RECORDS SUPPLIED:
* START *
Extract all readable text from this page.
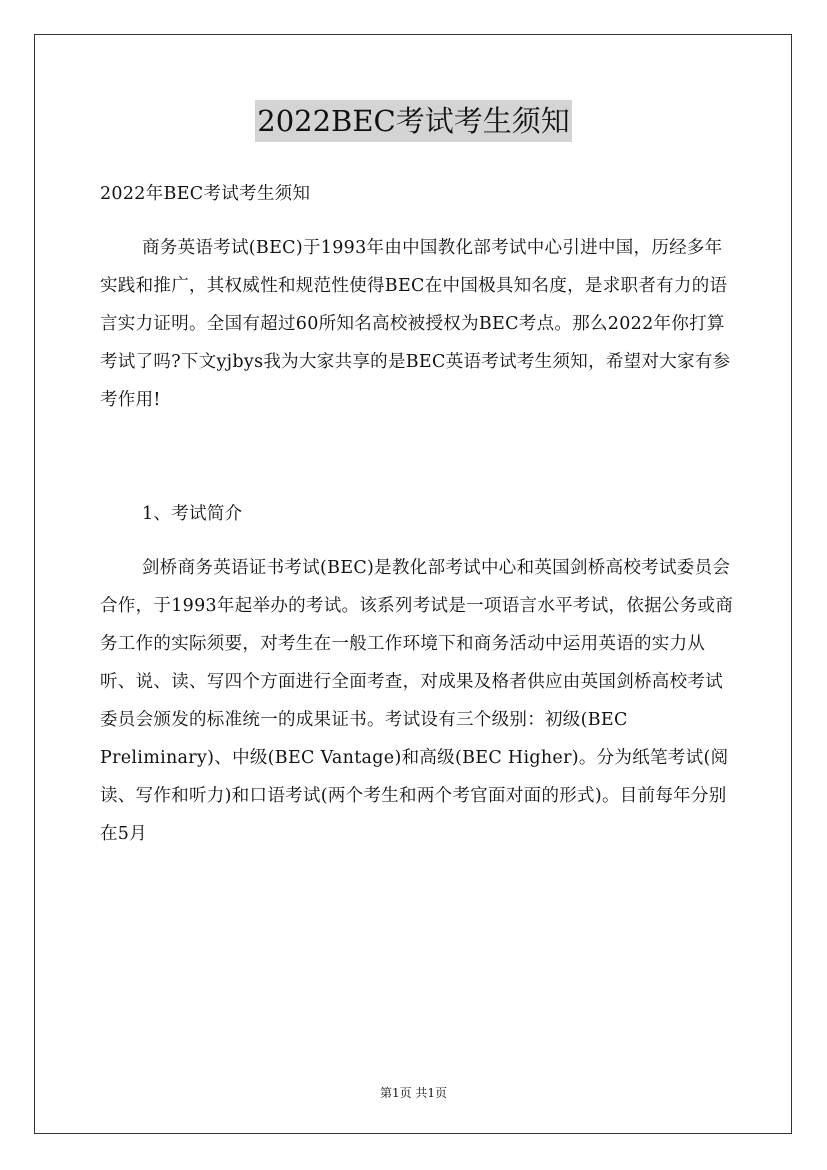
2022BEC考试考生须知

2022年BEC考试考生须知

商务英语考试(BEC)于1993年由中国教化部考试中心引进中国，历经多年实践和推广，其权威性和规范性使得BEC在中国极具知名度，是求职者有力的语言实力证明。全国有超过60所知名高校被授权为BEC考点。那么2022年你打算考试了吗?下文yjbys我为大家共享的是BEC英语考试考生须知，希望对大家有参考作用!

1、考试简介

剑桥商务英语证书考试(BEC)是教化部考试中心和英国剑桥高校考试委员会合作，于1993年起举办的考试。该系列考试是一项语言水平考试，依据公务或商务工作的实际须要，对考生在一般工作环境下和商务活动中运用英语的实力从听、说、读、写四个方面进行全面考查，对成果及格者供应由英国剑桥高校考试委员会颁发的标准统一的成果证书。考试设有三个级别：初级(BEC Preliminary)、中级(BEC Vantage)和高级(BEC Higher)。分为纸笔考试(阅读、写作和听力)和口语考试(两个考生和两个考官面对面的形式)。目前每年分别在5月

第1页 共1页
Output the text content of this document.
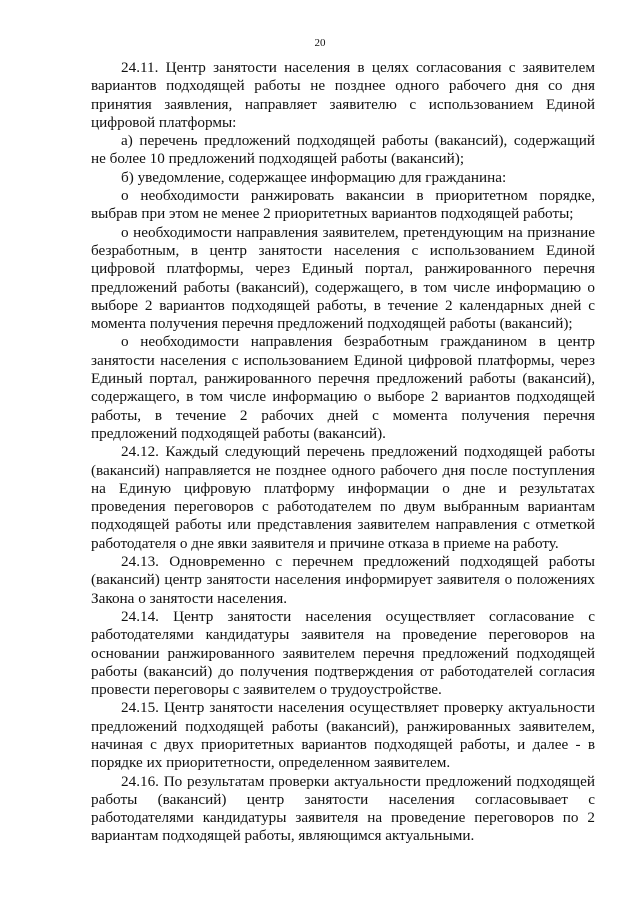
20

24.11. Центр занятости населения в целях согласования с заявителем вариантов подходящей работы не позднее одного рабочего дня со дня принятия заявления, направляет заявителю с использованием Единой цифровой платформы:

а) перечень предложений подходящей работы (вакансий), содержащий не более 10 предложений подходящей работы (вакансий);

б) уведомление, содержащее информацию для гражданина:

о необходимости ранжировать вакансии в приоритетном порядке, выбрав при этом не менее 2 приоритетных вариантов подходящей работы;

о необходимости направления заявителем, претендующим на признание безработным, в центр занятости населения с использованием Единой цифровой платформы, через Единый портал, ранжированного перечня предложений работы (вакансий), содержащего, в том числе информацию о выборе 2 вариантов подходящей работы, в течение 2 календарных дней с момента получения перечня предложений подходящей работы (вакансий);

о необходимости направления безработным гражданином в центр занятости населения с использованием Единой цифровой платформы, через Единый портал, ранжированного перечня предложений работы (вакансий), содержащего, в том числе информацию о выборе 2 вариантов подходящей работы, в течение 2 рабочих дней с момента получения перечня предложений подходящей работы (вакансий).

24.12. Каждый следующий перечень предложений подходящей работы (вакансий) направляется не позднее одного рабочего дня после поступления на Единую цифровую платформу информации о дне и результатах проведения переговоров с работодателем по двум выбранным вариантам подходящей работы или представления заявителем направления с отметкой работодателя о дне явки заявителя и причине отказа в приеме на работу.

24.13. Одновременно с перечнем предложений подходящей работы (вакансий) центр занятости населения информирует заявителя о положениях Закона о занятости населения.

24.14. Центр занятости населения осуществляет согласование с работодателями кандидатуры заявителя на проведение переговоров на основании ранжированного заявителем перечня предложений подходящей работы (вакансий) до получения подтверждения от работодателей согласия провести переговоры с заявителем о трудоустройстве.

24.15. Центр занятости населения осуществляет проверку актуальности предложений подходящей работы (вакансий), ранжированных заявителем, начиная с двух приоритетных вариантов подходящей работы, и далее - в порядке их приоритетности, определенном заявителем.

24.16. По результатам проверки актуальности предложений подходящей работы (вакансий) центр занятости населения согласовывает с работодателями кандидатуры заявителя на проведение переговоров по 2 вариантам подходящей работы, являющимся актуальными.
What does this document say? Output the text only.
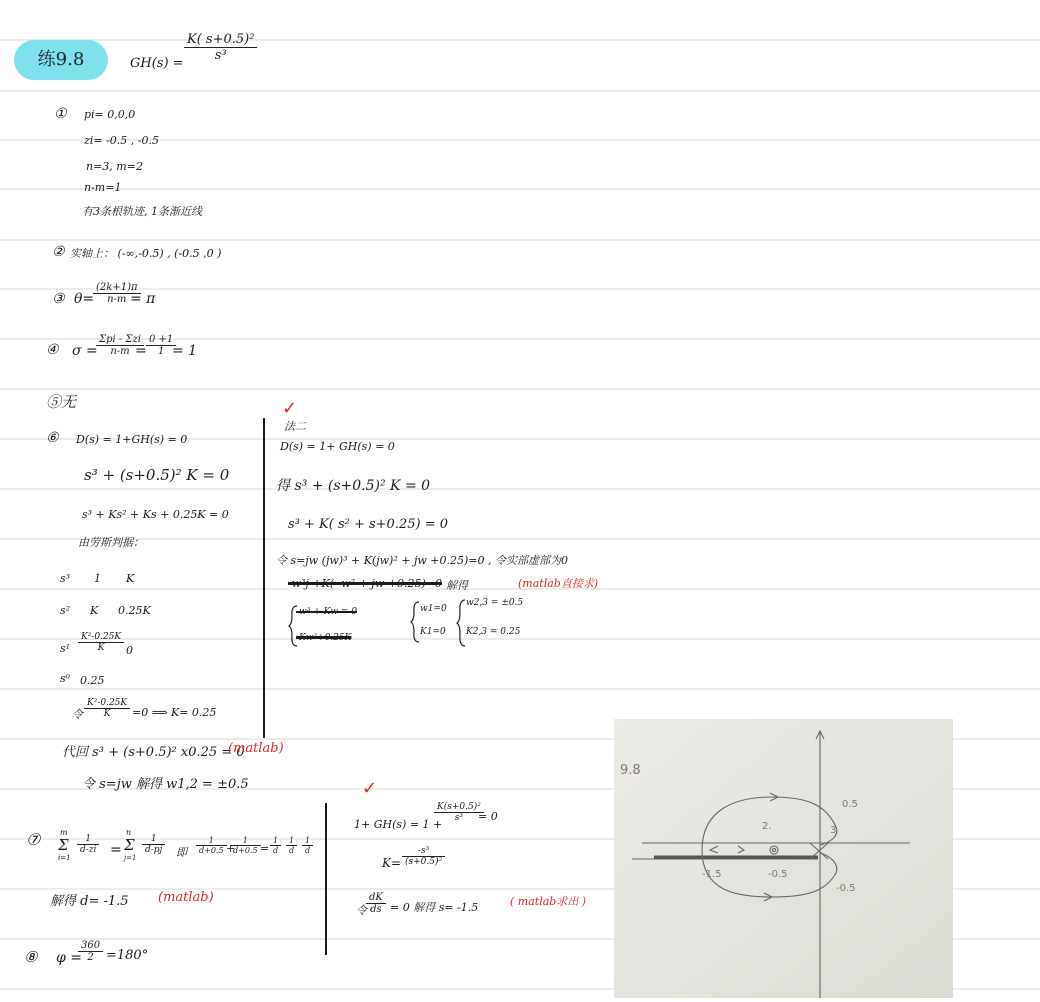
练9.8	GH(s) =
$\frac{\text{K( s+0.5)²}}{\text{s³}}$
① pi= 0,0,0
zi= -0.5 , -0.5
n=3, m=2
n-m=1
有3条根轨迹, 1条渐近线
② 实轴上： (-∞,-0.5) , (-0.5 ,0 )
③ θ=
$\frac{(2k+1)\pi}{n-m}$
= π
④ σ =
Σpi - Σzi
$n-m = \frac{0 +1}{1}$
= 1
⑤无
⑥ D(s) = 1+GH(s) = 0
s³ + (s+0.5)² K = 0
s³ + Ks² + Ks + 0.25K = 0
由劳斯判据：
s³ 1 K
s² K 0.25K
$s^1 \frac{\text{K²-0.25K}}{K} 0$
s⁰ 0.25
令 $\frac{\text{K²-0.25K}}{K} =0$ ⟹ K= 0.25
代回 s³ + (s+0.5)² x0.25 = 0
(matlab)
令 s=jw 解得 w1,2 = ±0.5
✓
法二
D(s) = 1+ GH(s) = 0
得 s³ + (s+0.5)² K = 0
s³ + K( s² + s+0.25) = 0
令 s=jw (jw)³ + K(jw)² + jw +0.25)=0 , 令实部虚部为0
-w³j +K( -w² + jw +0.25)=0 解得	(matlab直接求)
-w³ + Kw = 0
-Kw²+0.25K
w1=0
K1=0
w2,3 = ±0.5
K2,3 = 0.25
⑦ m
Σ
i=1
$\frac{1}{d-zi}$ =
n
Σ
j=1
$\frac{1}{d-pj}$ 即 $\frac{1}{d+0.5}$ +
$\frac{1}{d+0.5} = \frac{1}{d} \frac{1}{d} \frac{1}{d}$
解得 d= -1.5 (matlab)
⑧ φ =
$\frac{360}{2} =180^\circ$
✓
1+ GH(s) = 1 +
$\frac{\text{K(s+0.5)²}}{\text{s³}}$
= 0
$K= \frac{\text{-s³}}{\text{(s+0.5)²}}$
令 $\frac{dK}{ds} = 0$ 解得 s= -1.5	( matlab求出 )
9.8
0.5
2.	3
-1.5	-0.5
-0.5
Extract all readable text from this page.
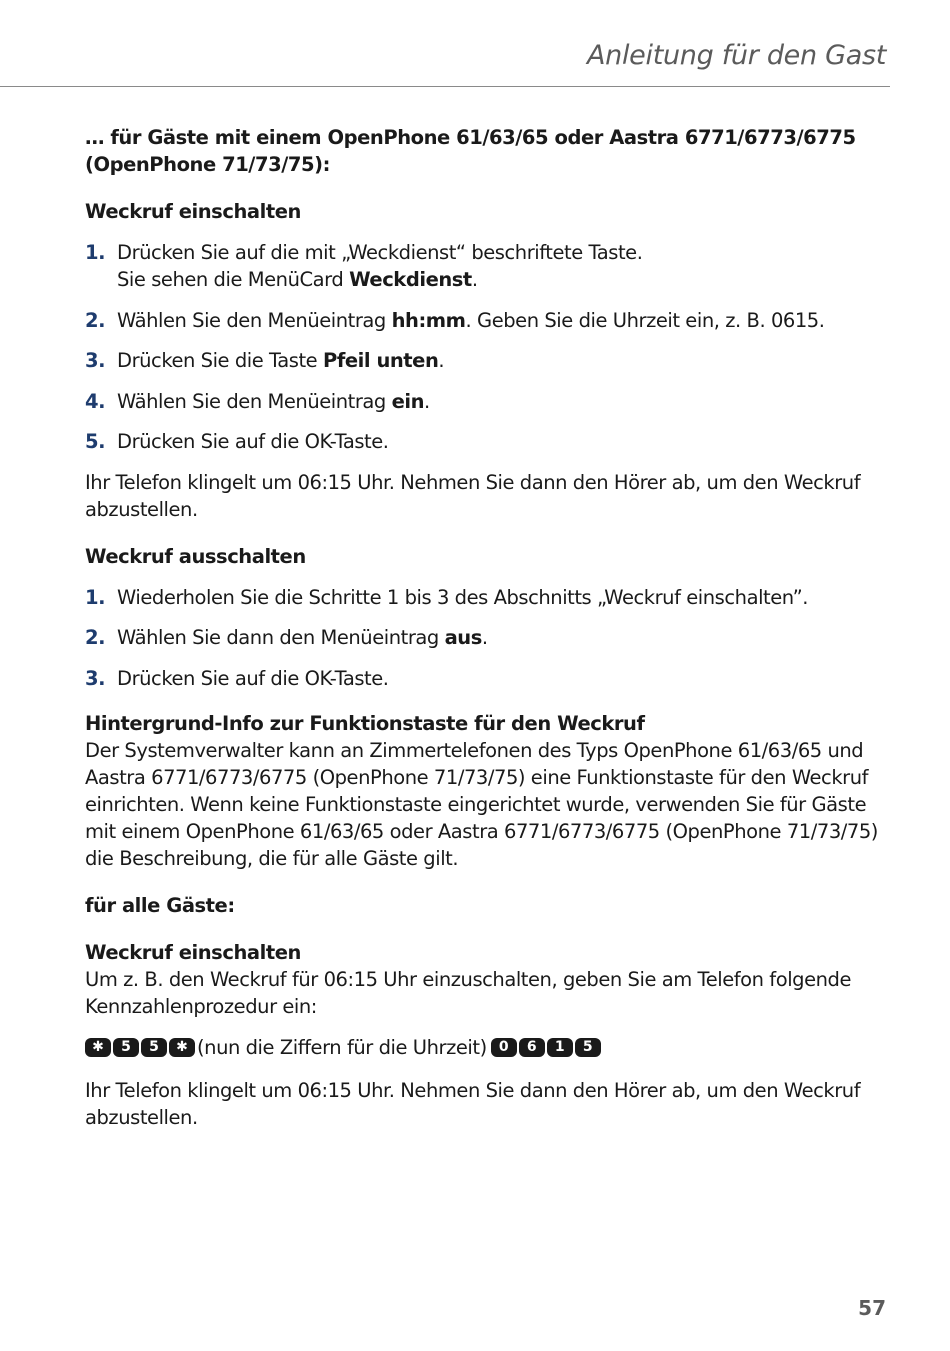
Anleitung für den Gast
… für Gäste mit einem OpenPhone 61/63/65 oder Aastra 6771/6773/6775 (OpenPhone 71/73/75):
Weckruf einschalten
1. Drücken Sie auf die mit „Weckdienst“ beschriftete Taste.
Sie sehen die MenüCard Weckdienst.
2. Wählen Sie den Menüeintrag hh:mm. Geben Sie die Uhrzeit ein, z. B. 0615.
3. Drücken Sie die Taste Pfeil unten.
4. Wählen Sie den Menüeintrag ein.
5. Drücken Sie auf die OK-Taste.

Ihr Telefon klingelt um 06:15 Uhr. Nehmen Sie dann den Hörer ab, um den Weckruf abzustellen.

Weckruf ausschalten
1. Wiederholen Sie die Schritte 1 bis 3 des Abschnitts „Weckruf einschalten”.
2. Wählen Sie dann den Menüeintrag aus.
3. Drücken Sie auf die OK-Taste.
Hintergrund-Info zur Funktionstaste für den Weckruf

Der Systemverwalter kann an Zimmertelefonen des Typs OpenPhone 61/63/65 und Aastra 6771/6773/6775 (OpenPhone 71/73/75) eine Funktionstaste für den Weckruf einrichten. Wenn keine Funktionstaste eingerichtet wurde, verwenden Sie für Gäste mit einem OpenPhone 61/63/65 oder Aastra 6771/6773/6775 (OpenPhone 71/73/75) die Beschreibung, die für alle Gäste gilt.

für alle Gäste:
Weckruf einschalten

Um z. B. den Weckruf für 06:15 Uhr einzuschalten, geben Sie am Telefon folgende Kennzahlenprozedur ein:

✱	5	5	✱ (nun die Ziffern für die Uhrzeit) 0	6	1	5

Ihr Telefon klingelt um 06:15 Uhr. Nehmen Sie dann den Hörer ab, um den Weckruf abzustellen.

57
* END *
WHAT YOU ARE ASKED TO DO: Search the lines above for the string "приоритетных" and copy each line that has it.

ANSWER TO THIS TASK:
о необходимости ранжировать вакансии в приоритетном порядке, выбрав при этом не менее 2 приоритетных вариантов подходящей работы;
24.15. Центр занятости населения осуществляет проверку актуальности предложений подходящей работы (вакансий), ранжированных заявителем, начиная с двух приоритетных вариантов подходящей работы, и далее - в порядке их приоритетности, определенном заявителем.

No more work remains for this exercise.